Work to complete = Your task is to filter the data below down to the lines holding "this".

Material provided =

⟨

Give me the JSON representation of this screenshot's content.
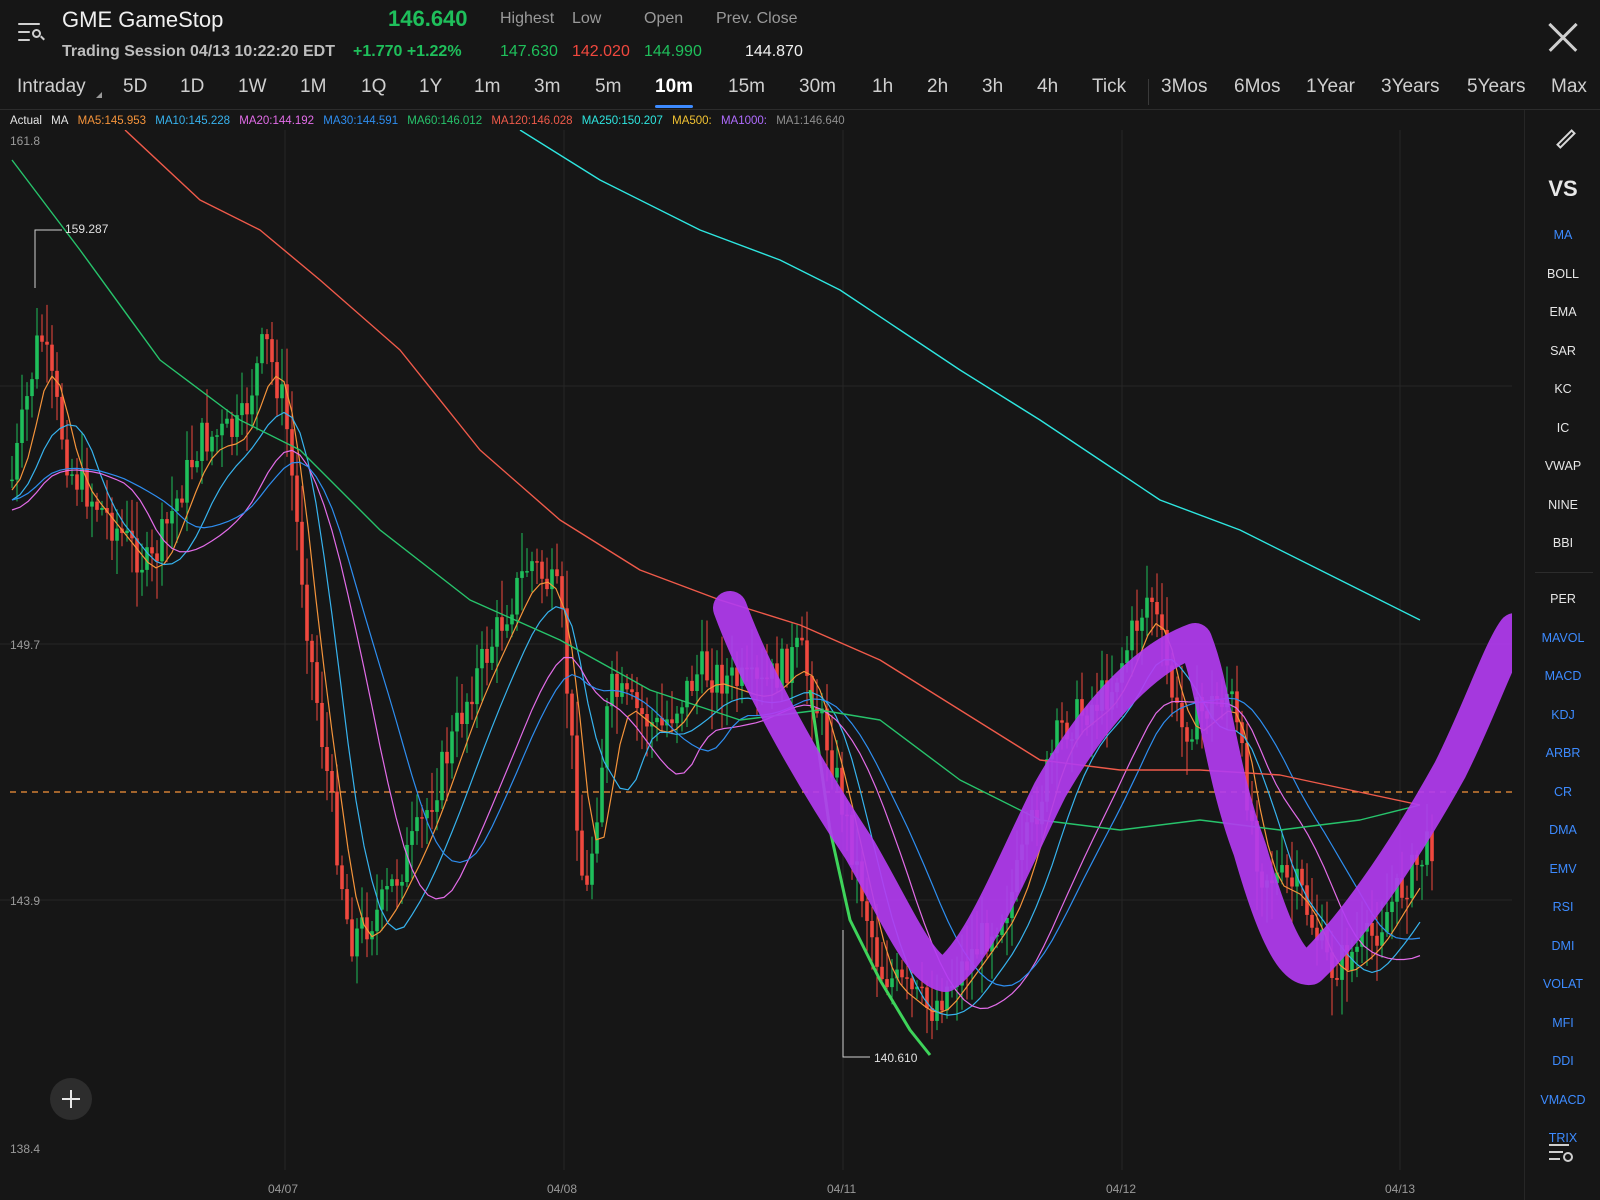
{
  "header": {
    "ticker_name": "GME GameStop",
    "last_price": "146.640",
    "session": "Trading Session 04/13 10:22:20 EDT",
    "change": "+1.770  +1.22%",
    "stats": {
      "highest_label": "Highest",
      "low_label": "Low",
      "open_label": "Open",
      "prev_close_label": "Prev. Close",
      "highest": "147.630",
      "low": "142.020",
      "open": "144.990",
      "prev_close": "144.870"
    },
    "colors": {
      "up": "#1fbf5b",
      "down": "#f0483e"
    }
  },
  "tabs": {
    "active": "10m",
    "items": [
      "Intraday",
      "5D",
      "1D",
      "1W",
      "1M",
      "1Q",
      "1Y",
      "1m",
      "3m",
      "5m",
      "10m",
      "15m",
      "30m",
      "1h",
      "2h",
      "3h",
      "4h",
      "Tick",
      "3Mos",
      "6Mos",
      "1Year",
      "3Years",
      "5Years",
      "Max"
    ]
  },
  "legend": {
    "actual": "Actual",
    "ma": "MA",
    "items": [
      {
        "text": "MA5:145.953",
        "color": "#f5943b"
      },
      {
        "text": "MA10:145.228",
        "color": "#37b3ee"
      },
      {
        "text": "MA20:144.192",
        "color": "#e26ce8"
      },
      {
        "text": "MA30:144.591",
        "color": "#2e8ef0"
      },
      {
        "text": "MA60:146.012",
        "color": "#27c36b"
      },
      {
        "text": "MA120:146.028",
        "color": "#ef5a4a"
      },
      {
        "text": "MA250:150.207",
        "color": "#2ee6e0"
      },
      {
        "text": "MA500:",
        "color": "#f1c232"
      },
      {
        "text": "MA1000:",
        "color": "#b06cff"
      },
      {
        "text": "MA1:146.640",
        "color": "#8f8f8f"
      }
    ]
  },
  "chart": {
    "y_ticks": [
      "161.8",
      "149.7",
      "143.9",
      "138.4"
    ],
    "x_ticks": [
      "04/07",
      "04/08",
      "04/11",
      "04/12",
      "04/13"
    ],
    "high_marker": "159.287",
    "low_marker": "140.610",
    "current_price_line": 146.64,
    "annotation": "hand-drawn purple W shape"
  },
  "sidebar": {
    "vs": "VS",
    "group1": [
      "MA",
      "BOLL",
      "EMA",
      "SAR",
      "KC",
      "IC",
      "VWAP",
      "NINE",
      "BBI"
    ],
    "group2": [
      "PER",
      "MAVOL",
      "MACD",
      "KDJ",
      "ARBR",
      "CR",
      "DMA",
      "EMV",
      "RSI",
      "DMI",
      "VOLAT",
      "MFI",
      "DDI",
      "VMACD",
      "TRIX"
    ],
    "highlighted": [
      "MA",
      "MAVOL",
      "MACD",
      "KDJ",
      "ARBR",
      "CR",
      "DMA",
      "EMV",
      "RSI",
      "DMI",
      "VOLAT",
      "MFI",
      "DDI",
      "VMACD",
      "TRIX"
    ],
    "highlight_color": "#3d8bff"
  }
}
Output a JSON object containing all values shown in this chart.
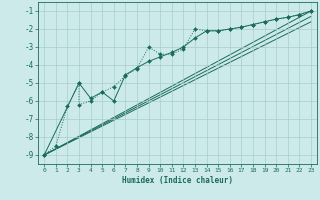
{
  "xlabel": "Humidex (Indice chaleur)",
  "bg_color": "#cceaea",
  "grid_color": "#aacccc",
  "line_color": "#1a6b5a",
  "xlim": [
    -0.5,
    23.5
  ],
  "ylim": [
    -9.5,
    -0.5
  ],
  "yticks": [
    -9,
    -8,
    -7,
    -6,
    -5,
    -4,
    -3,
    -2,
    -1
  ],
  "xticks": [
    0,
    1,
    2,
    3,
    4,
    5,
    6,
    7,
    8,
    9,
    10,
    11,
    12,
    13,
    14,
    15,
    16,
    17,
    18,
    19,
    20,
    21,
    22,
    23
  ],
  "series_dotted": {
    "x": [
      0,
      1,
      2,
      3,
      3,
      4,
      5,
      6,
      7,
      8,
      9,
      10,
      11,
      12,
      13,
      14,
      15,
      16,
      17,
      18,
      19,
      20,
      21,
      22,
      23
    ],
    "y": [
      -9.0,
      -8.5,
      -6.3,
      -5.0,
      -6.2,
      -6.0,
      -5.5,
      -5.2,
      -4.6,
      -4.2,
      -3.0,
      -3.4,
      -3.4,
      -3.1,
      -2.0,
      -2.1,
      -2.1,
      -2.0,
      -1.9,
      -1.75,
      -1.6,
      -1.45,
      -1.35,
      -1.2,
      -1.0
    ]
  },
  "series_solid": {
    "x": [
      0,
      3,
      4,
      5,
      6,
      7,
      8,
      9,
      10,
      11,
      12,
      13,
      14,
      15,
      16,
      17,
      18,
      19,
      20,
      21,
      22,
      23
    ],
    "y": [
      -9.0,
      -5.0,
      -5.85,
      -5.5,
      -6.0,
      -4.55,
      -4.15,
      -3.8,
      -3.55,
      -3.3,
      -3.0,
      -2.5,
      -2.1,
      -2.1,
      -2.0,
      -1.9,
      -1.75,
      -1.6,
      -1.45,
      -1.35,
      -1.2,
      -1.0
    ]
  },
  "line1": {
    "x": [
      0,
      23
    ],
    "y": [
      -9.0,
      -1.0
    ]
  },
  "line2": {
    "x": [
      0,
      23
    ],
    "y": [
      -9.0,
      -1.3
    ]
  },
  "line3": {
    "x": [
      0,
      23
    ],
    "y": [
      -9.0,
      -1.6
    ]
  }
}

⟩

Correct answer =
Give me the JSON representation of this screenshot's content.
Output a JSON object containing all values shown in this chart.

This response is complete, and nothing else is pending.